[Stored entries]
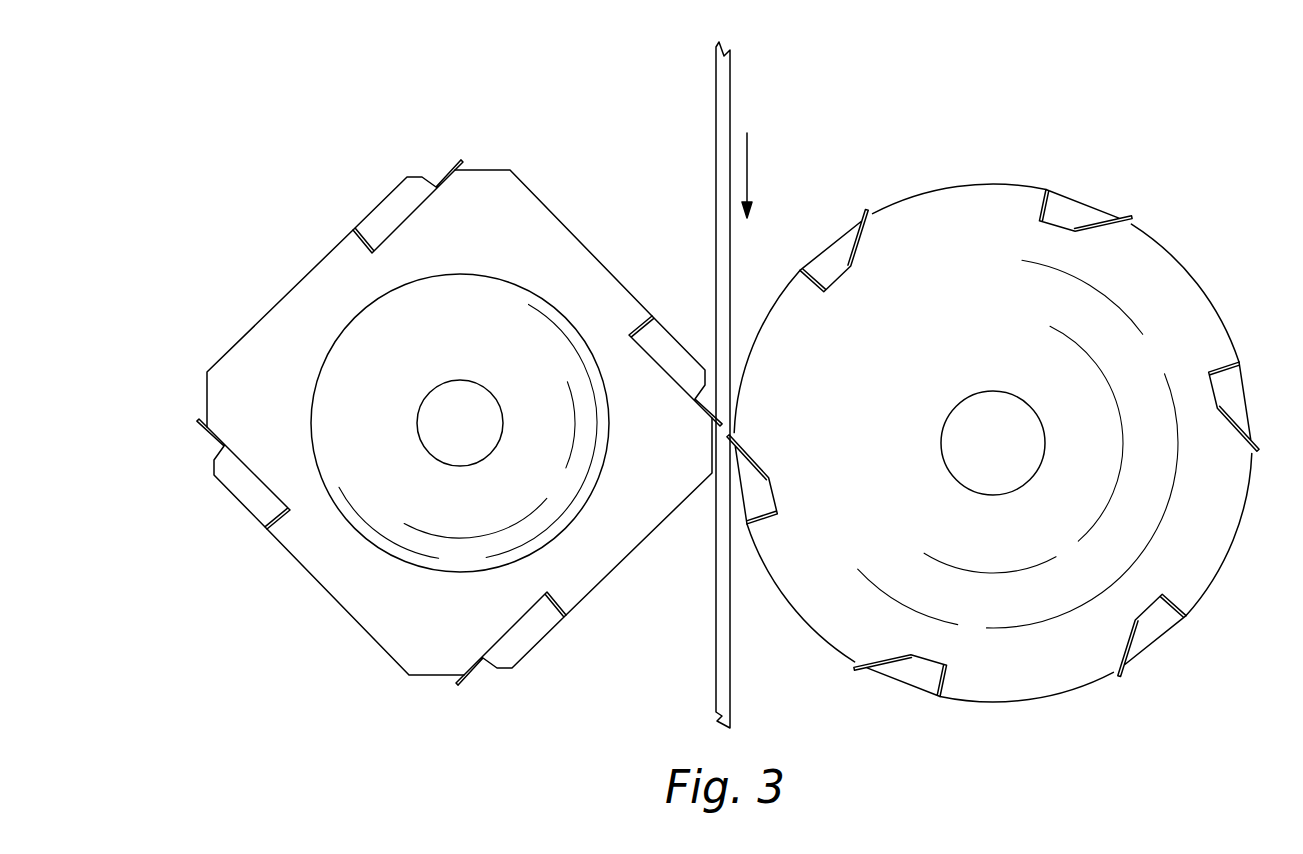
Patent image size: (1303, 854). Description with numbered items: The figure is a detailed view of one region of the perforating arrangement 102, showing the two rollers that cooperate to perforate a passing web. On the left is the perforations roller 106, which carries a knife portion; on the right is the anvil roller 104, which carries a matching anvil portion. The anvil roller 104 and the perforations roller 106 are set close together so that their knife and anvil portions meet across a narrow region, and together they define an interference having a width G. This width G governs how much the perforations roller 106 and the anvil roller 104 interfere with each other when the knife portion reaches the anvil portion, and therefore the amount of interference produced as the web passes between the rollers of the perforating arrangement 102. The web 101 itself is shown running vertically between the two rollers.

The web strip 101 is at (713, 147).
The perforating arrangement 102 is at (998, 382).
The anvil roller 104 is at (977, 262).
The perforations roller 106 is at (300, 333).
The width of the interference G is at (740, 524).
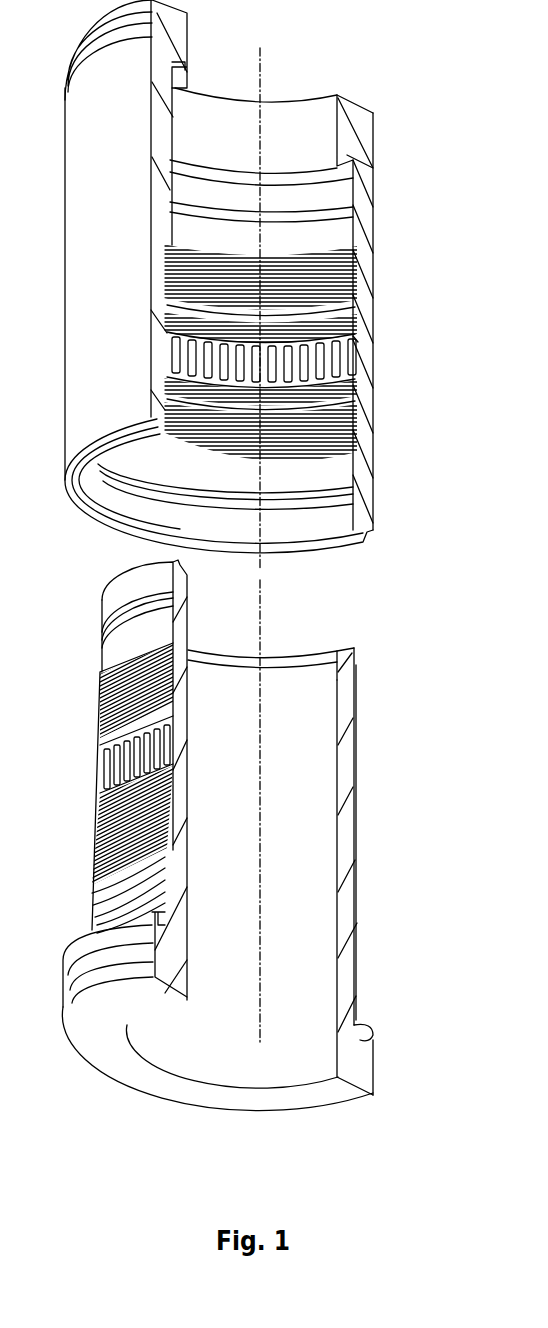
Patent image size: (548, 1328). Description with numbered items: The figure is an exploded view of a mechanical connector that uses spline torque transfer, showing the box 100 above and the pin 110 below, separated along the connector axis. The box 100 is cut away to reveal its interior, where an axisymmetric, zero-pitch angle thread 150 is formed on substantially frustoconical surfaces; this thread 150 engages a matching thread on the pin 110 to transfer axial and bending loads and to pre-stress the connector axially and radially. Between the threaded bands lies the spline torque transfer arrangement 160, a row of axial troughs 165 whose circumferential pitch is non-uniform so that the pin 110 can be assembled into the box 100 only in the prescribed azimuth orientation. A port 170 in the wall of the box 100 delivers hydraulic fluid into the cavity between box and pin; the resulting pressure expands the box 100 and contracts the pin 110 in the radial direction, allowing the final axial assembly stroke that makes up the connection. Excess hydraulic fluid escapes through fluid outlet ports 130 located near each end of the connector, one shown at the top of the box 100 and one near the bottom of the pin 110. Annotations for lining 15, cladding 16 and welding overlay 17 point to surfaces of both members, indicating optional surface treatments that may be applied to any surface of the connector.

The box 100 is at (371, 112).
The fluid outlet port 130 is at (373, 172).
The zero-pitch angle thread 150 is at (355, 310).
The spline torque transfer arrangement 160 is at (352, 338).
The spline trough 165 is at (340, 358).
The port 170 is at (457, 347).
The lining 15 is at (347, 463).
The cladding 16 is at (318, 482).
The welding overlay 17 is at (336, 498).
The pin 110 is at (359, 988).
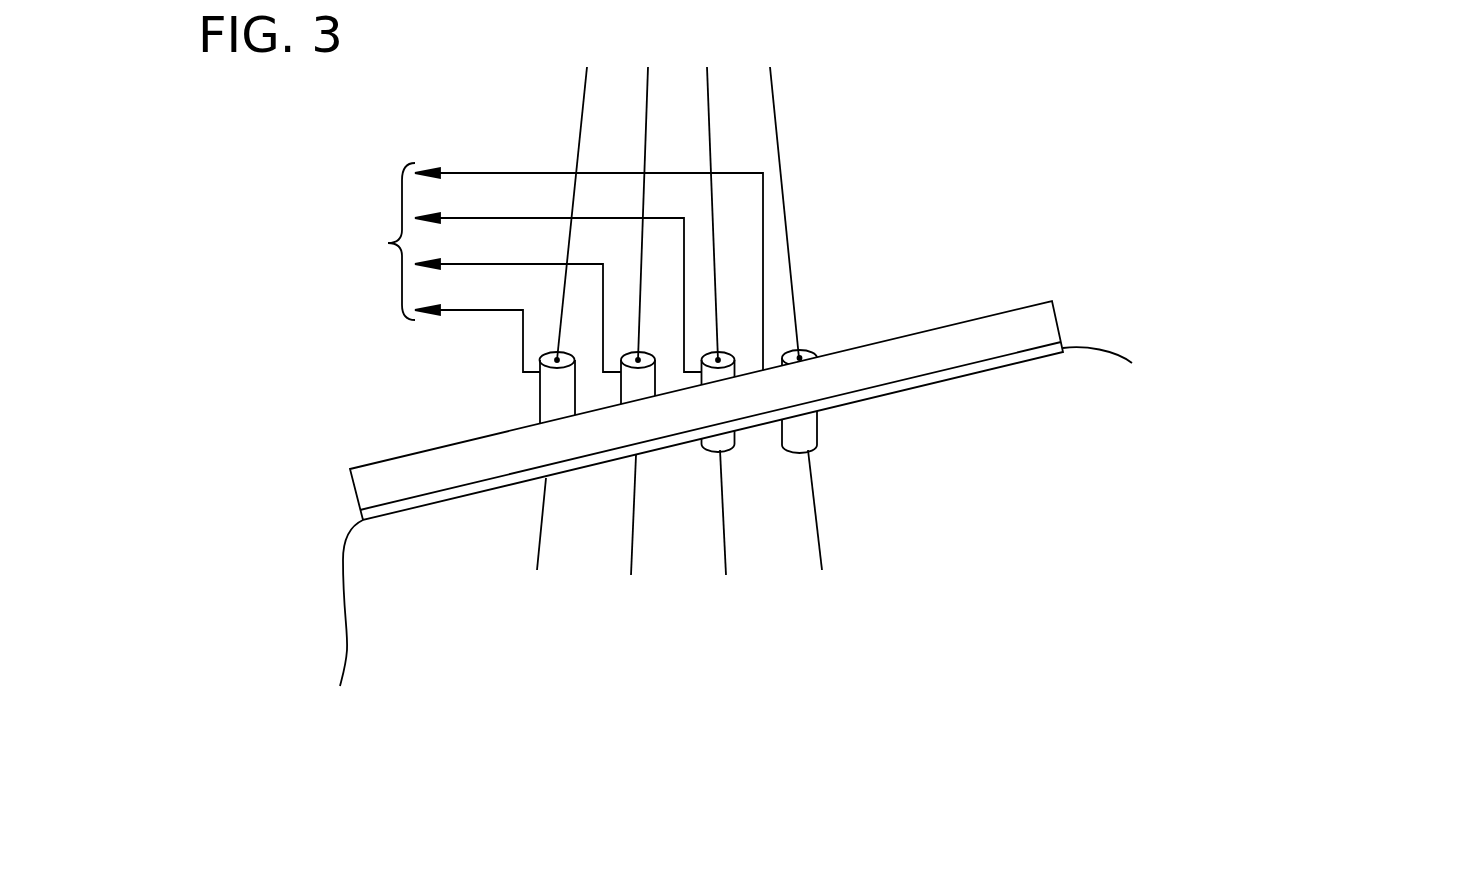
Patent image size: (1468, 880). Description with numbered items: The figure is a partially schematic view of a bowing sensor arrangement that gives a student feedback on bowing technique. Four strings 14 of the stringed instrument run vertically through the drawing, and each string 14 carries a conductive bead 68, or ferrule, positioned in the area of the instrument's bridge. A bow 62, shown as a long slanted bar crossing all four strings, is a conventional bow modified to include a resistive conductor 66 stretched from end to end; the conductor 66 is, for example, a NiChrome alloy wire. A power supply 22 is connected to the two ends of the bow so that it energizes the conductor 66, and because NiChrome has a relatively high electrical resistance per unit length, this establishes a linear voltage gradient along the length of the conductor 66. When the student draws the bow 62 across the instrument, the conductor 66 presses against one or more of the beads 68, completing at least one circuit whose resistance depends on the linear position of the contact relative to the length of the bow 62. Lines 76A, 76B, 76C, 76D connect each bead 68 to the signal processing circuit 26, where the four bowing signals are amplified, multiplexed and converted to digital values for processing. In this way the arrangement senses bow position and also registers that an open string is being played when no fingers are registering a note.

The strings 14 is at (833, 573).
The power supply 22 is at (1466, 423).
The signal processing circuit 26 is at (290, 353).
The bow 62 is at (882, 342).
The resistive conductor 66 is at (1108, 352).
The conductive bead 68 is at (540, 386).
The line 76A is at (495, 312).
The line 76B is at (542, 262).
The line 76C is at (547, 215).
The line 76D is at (522, 172).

TO DO:
Return every row above verbatim, leaving out the pictures.

REPLY TO THE TASK:
Patent image size: (1303, 854). Description with numbered items: The figure is a detailed view of one region of the perforating arrangement 102, showing the two rollers that cooperate to perforate a passing web. On the left is the perforations roller 106, which carries a knife portion; on the right is the anvil roller 104, which carries a matching anvil portion. The anvil roller 104 and the perforations roller 106 are set close together so that their knife and anvil portions meet across a narrow region, and together they define an interference having a width G. This width G governs how much the perforations roller 106 and the anvil roller 104 interfere with each other when the knife portion reaches the anvil portion, and therefore the amount of interference produced as the web passes between the rollers of the perforating arrangement 102. The web 101 itself is shown running vertically between the two rollers.

The web strip 101 is at (713, 147).
The perforating arrangement 102 is at (998, 382).
The anvil roller 104 is at (977, 262).
The perforations roller 106 is at (300, 333).
The width of the interference G is at (740, 524).
Patent image size: (548, 1328). Description with numbered items: The figure is an exploded view of a mechanical connector that uses spline torque transfer, showing the box 100 above and the pin 110 below, separated along the connector axis. The box 100 is cut away to reveal its interior, where an axisymmetric, zero-pitch angle thread 150 is formed on substantially frustoconical surfaces; this thread 150 engages a matching thread on the pin 110 to transfer axial and bending loads and to pre-stress the connector axially and radially. Between the threaded bands lies the spline torque transfer arrangement 160, a row of axial troughs 165 whose circumferential pitch is non-uniform so that the pin 110 can be assembled into the box 100 only in the prescribed azimuth orientation. A port 170 in the wall of the box 100 delivers hydraulic fluid into the cavity between box and pin; the resulting pressure expands the box 100 and contracts the pin 110 in the radial direction, allowing the final axial assembly stroke that makes up the connection. Excess hydraulic fluid escapes through fluid outlet ports 130 located near each end of the connector, one shown at the top of the box 100 and one near the bottom of the pin 110. Annotations for lining 15, cladding 16 and welding overlay 17 point to surfaces of both members, indicating optional surface treatments that may be applied to any surface of the connector.

The box 100 is at (371, 112).
The fluid outlet port 130 is at (373, 172).
The zero-pitch angle thread 150 is at (355, 310).
The spline torque transfer arrangement 160 is at (352, 338).
The spline trough 165 is at (340, 358).
The port 170 is at (457, 347).
The lining 15 is at (347, 463).
The cladding 16 is at (318, 482).
The welding overlay 17 is at (336, 498).
The pin 110 is at (359, 988).
Patent image size: (1468, 880). Description with numbered items: The figure is a partially schematic view of a bowing sensor arrangement that gives a student feedback on bowing technique. Four strings 14 of the stringed instrument run vertically through the drawing, and each string 14 carries a conductive bead 68, or ferrule, positioned in the area of the instrument's bridge. A bow 62, shown as a long slanted bar crossing all four strings, is a conventional bow modified to include a resistive conductor 66 stretched from end to end; the conductor 66 is, for example, a NiChrome alloy wire. A power supply 22 is connected to the two ends of the bow so that it energizes the conductor 66, and because NiChrome has a relatively high electrical resistance per unit length, this establishes a linear voltage gradient along the length of the conductor 66. When the student draws the bow 62 across the instrument, the conductor 66 presses against one or more of the beads 68, completing at least one circuit whose resistance depends on the linear position of the contact relative to the length of the bow 62. Lines 76A, 76B, 76C, 76D connect each bead 68 to the signal processing circuit 26, where the four bowing signals are amplified, multiplexed and converted to digital values for processing. In this way the arrangement senses bow position and also registers that an open string is being played when no fingers are registering a note.

The strings 14 is at (833, 573).
The power supply 22 is at (1466, 423).
The signal processing circuit 26 is at (290, 353).
The bow 62 is at (882, 342).
The resistive conductor 66 is at (1108, 352).
The conductive bead 68 is at (540, 386).
The line 76A is at (495, 312).
The line 76B is at (542, 262).
The line 76C is at (547, 215).
The line 76D is at (522, 172).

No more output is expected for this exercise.